[Recorded data]
* * *

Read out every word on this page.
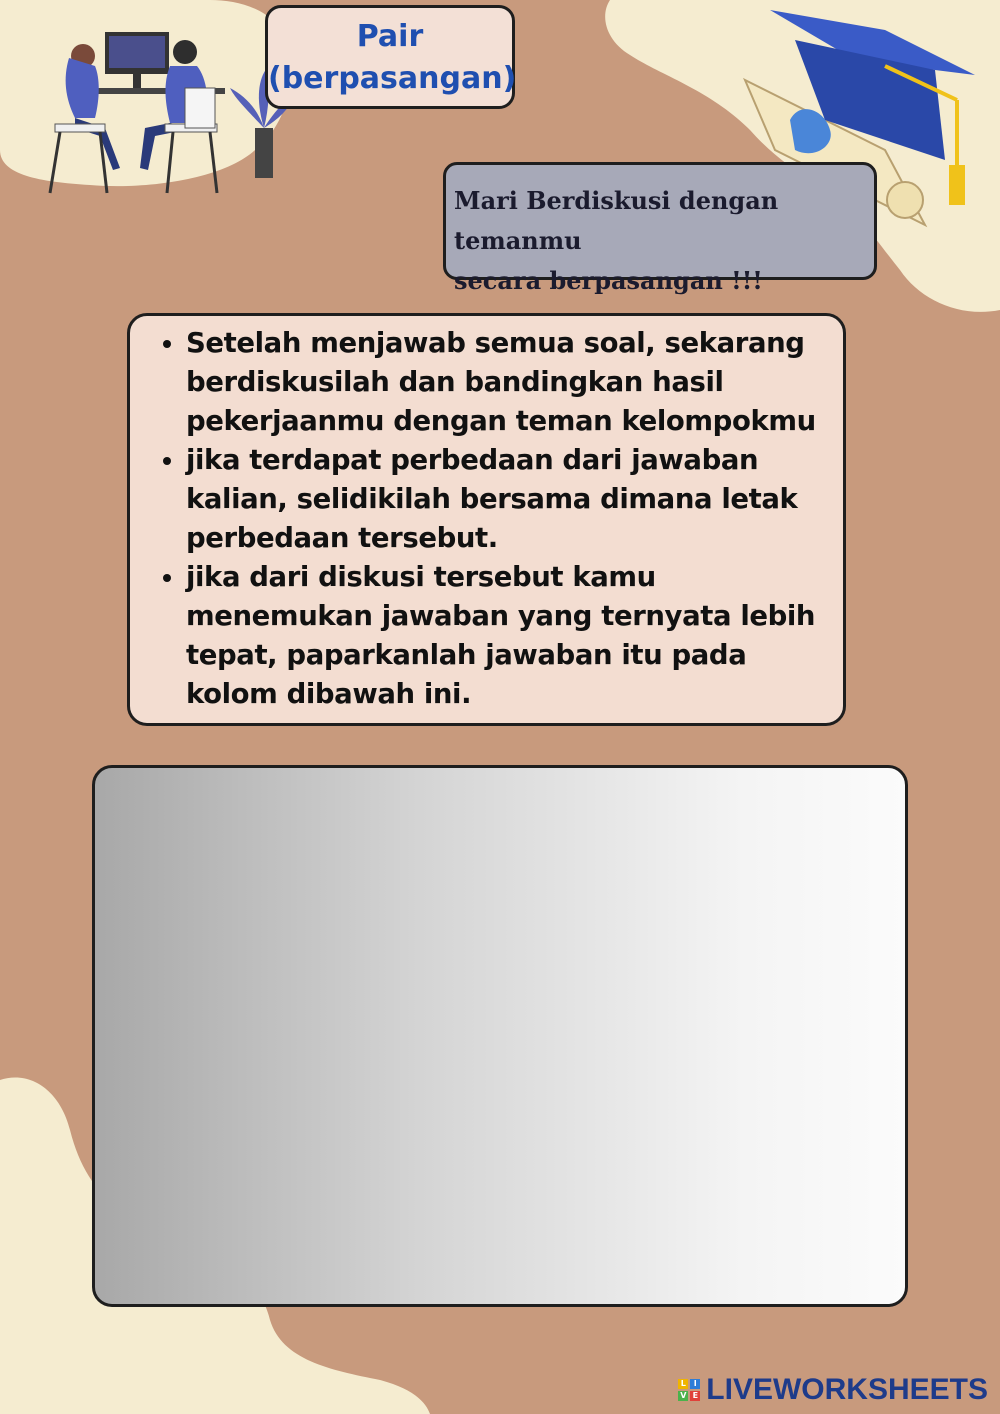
Pair
(berpasangan)
Mari Berdiskusi dengan temanmu
secara berpasangan !!!
• Setelah menjawab semua soal, sekarang berdiskusilah dan bandingkan hasil pekerjaanmu dengan teman kelompokmu
• jika terdapat perbedaan dari jawaban kalian, selidikilah bersama dimana letak perbedaan tersebut.
• jika dari diskusi tersebut kamu menemukan jawaban yang ternyata lebih tepat, paparkanlah jawaban itu pada kolom dibawah ini.
L I
V E LIVEWORKSHEETS
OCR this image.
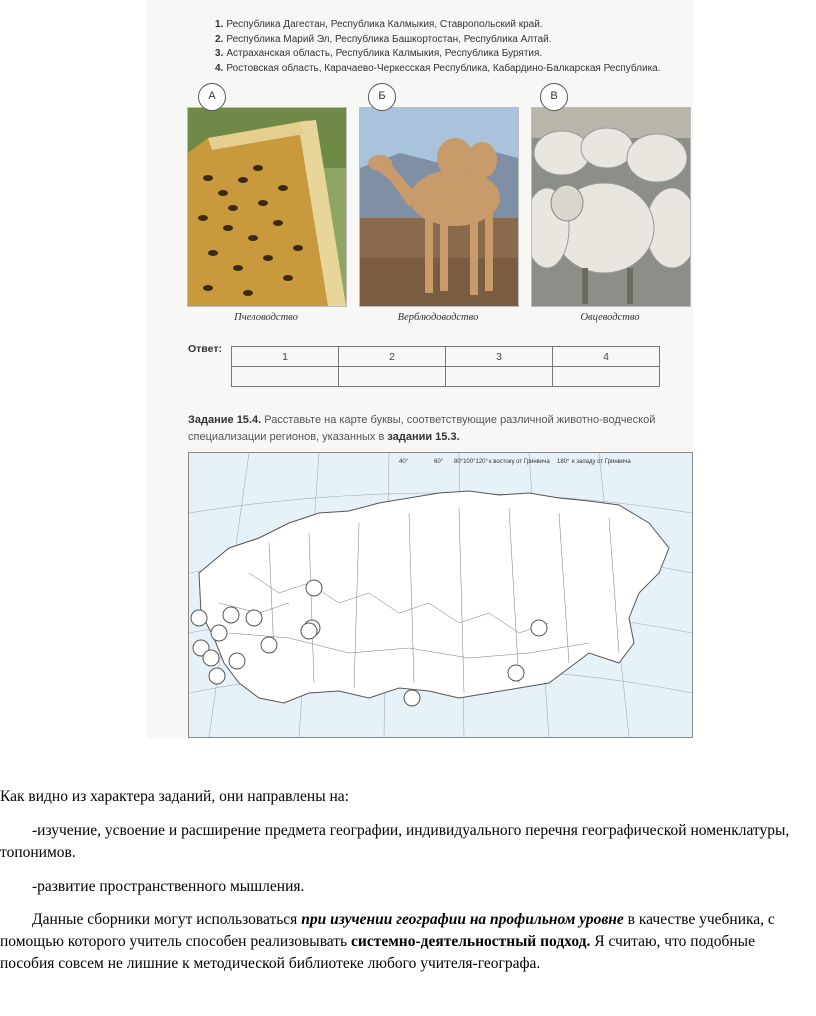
1. Республика Дагестан, Республика Калмыкия, Ставропольский край.
2. Республика Марий Эл, Республика Башкортостан, Республика Алтай.
3. Астраханская область, Республика Калмыкия, Республика Бурятия.
4. Ростовская область, Карачаево-Черкесская Республика, Кабардино-Балкарская Республика.
А
Пчеловодство
Б
Верблюдоводство
В
Овцеводство
Ответ:
1	2	3	4

Задание 15.4. Расставьте на карте буквы, соответствующие различной животно-водческой специализации регионов, указанных в задании 15.3.
40°	60° 80°100°120° к востоку от Гринвича 180° к западу от Гринвича
Как видно из характера заданий, они направлены на:
-изучение, усвоение и расширение предмета географии, индивидуального перечня географической номенклатуры, топонимов.
-развитие пространственного мышления.
Данные сборники могут использоваться при изучении географии на профильном уровне в качестве учебника, с помощью которого учитель способен реализовывать системно-деятельностный подход. Я считаю, что подобные пособия совсем не лишние к методической библиотеке любого учителя-географа.
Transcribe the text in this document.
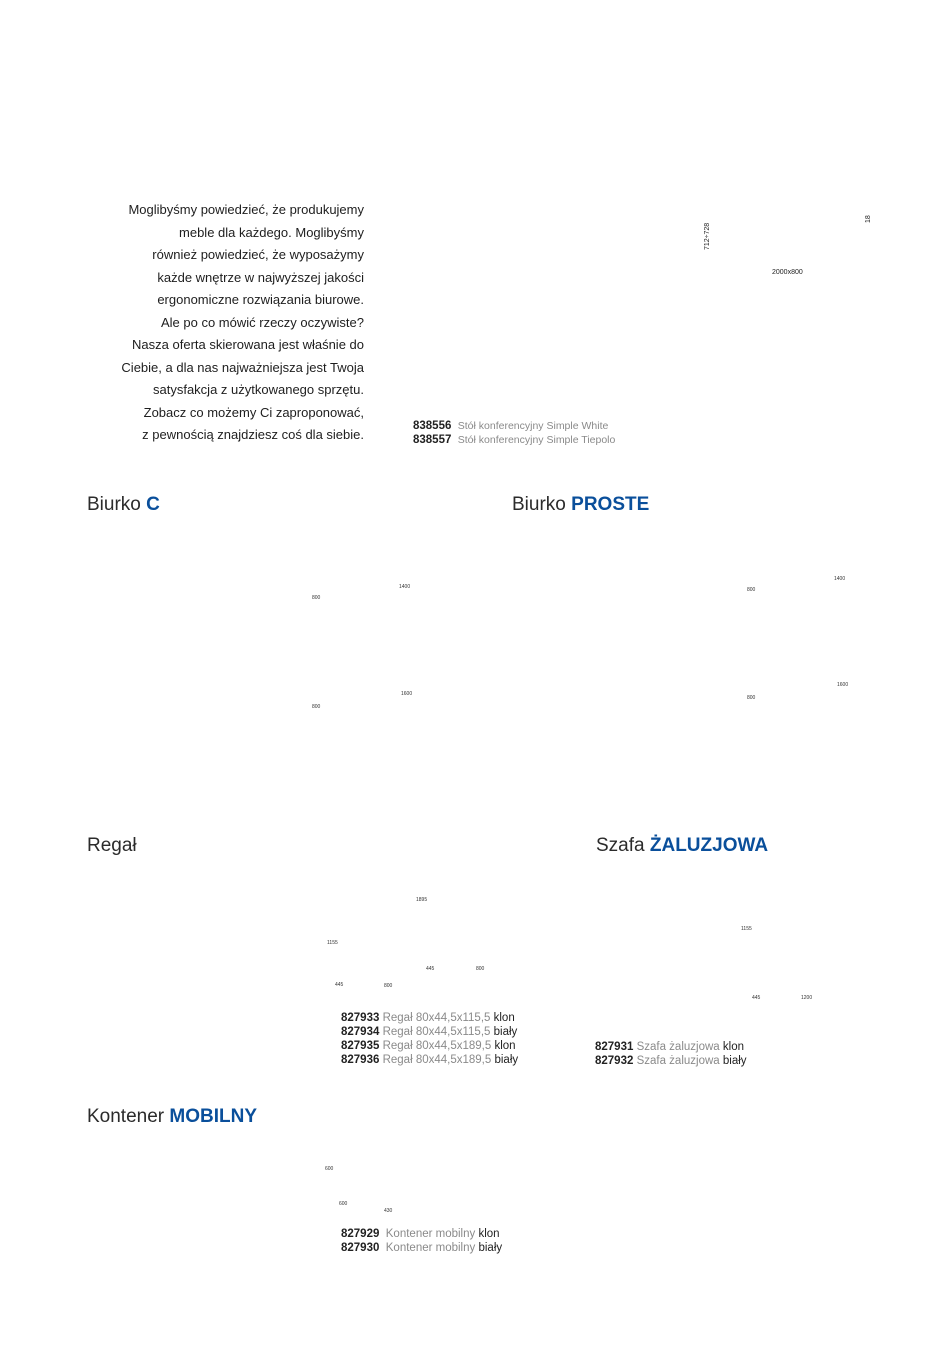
Moglibyśmy powiedzieć, że produkujemy
meble dla każdego. Moglibyśmy
również powiedzieć, że wyposażymy
każde wnętrze w najwyższej jakości
ergonomiczne rozwiązania biurowe.
Ale po co mówić rzeczy oczywiste?
Nasza oferta skierowana jest właśnie do
Ciebie, a dla nas najważniejsza jest Twoja
satysfakcja z użytkowanego sprzętu.
Zobacz co możemy Ci zaproponować,
z pewnością znajdziesz coś dla siebie.
712÷728
18
2000x800
838556 Stół konferencyjny Simple White
838557 Stół konferencyjny Simple Tiepolo
Biurko C
800
1400
800
1600
Biurko PROSTE
800
1400
800
1600
Regał
1895
1155
445	800
445	800
827933 Regał 80x44,5x115,5 klon
827934 Regał 80x44,5x115,5 biały
827935 Regał 80x44,5x189,5 klon
827936 Regał 80x44,5x189,5 biały
Szafa ŻALUZJOWA
1155
445	1200
827931 Szafa żaluzjowa klon
827932 Szafa żaluzjowa biały
Kontener MOBILNY
600
600
430
827929 Kontener mobilny klon
827930 Kontener mobilny biały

* * *

Task brief ->
From the listing, copy each line containing the word "jest".

Complete answer ->
Nasza oferta skierowana jest właśnie do
Ciebie, a dla nas najważniejsza jest Twoja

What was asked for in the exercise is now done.